[start INPUT DATA]
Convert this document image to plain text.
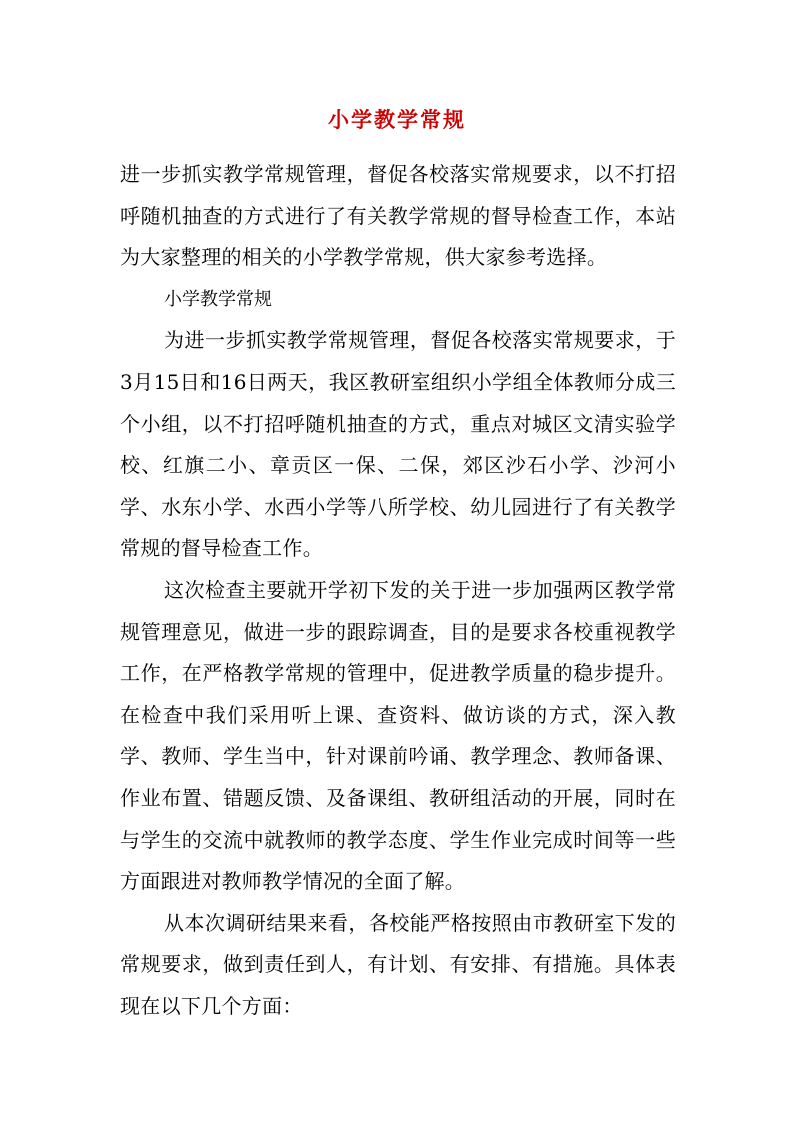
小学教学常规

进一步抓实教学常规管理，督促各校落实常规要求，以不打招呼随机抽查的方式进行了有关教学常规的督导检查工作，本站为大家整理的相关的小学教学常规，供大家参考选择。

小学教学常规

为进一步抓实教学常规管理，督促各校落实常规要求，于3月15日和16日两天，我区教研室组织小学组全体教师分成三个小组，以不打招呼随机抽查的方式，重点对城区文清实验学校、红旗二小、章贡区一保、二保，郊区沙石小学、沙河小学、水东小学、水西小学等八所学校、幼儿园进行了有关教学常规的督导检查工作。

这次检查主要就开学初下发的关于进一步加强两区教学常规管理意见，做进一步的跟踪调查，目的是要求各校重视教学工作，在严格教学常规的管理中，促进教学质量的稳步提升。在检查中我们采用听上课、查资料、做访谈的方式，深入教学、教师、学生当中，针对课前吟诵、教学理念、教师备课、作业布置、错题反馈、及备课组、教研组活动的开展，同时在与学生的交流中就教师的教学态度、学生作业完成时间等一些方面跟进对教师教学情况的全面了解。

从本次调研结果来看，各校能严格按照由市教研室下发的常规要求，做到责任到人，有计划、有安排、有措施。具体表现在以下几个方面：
[end INPUT DATA]
Tally up the lines with the word "督促各校落实常规要求" in them, and answer with that number by itself.

2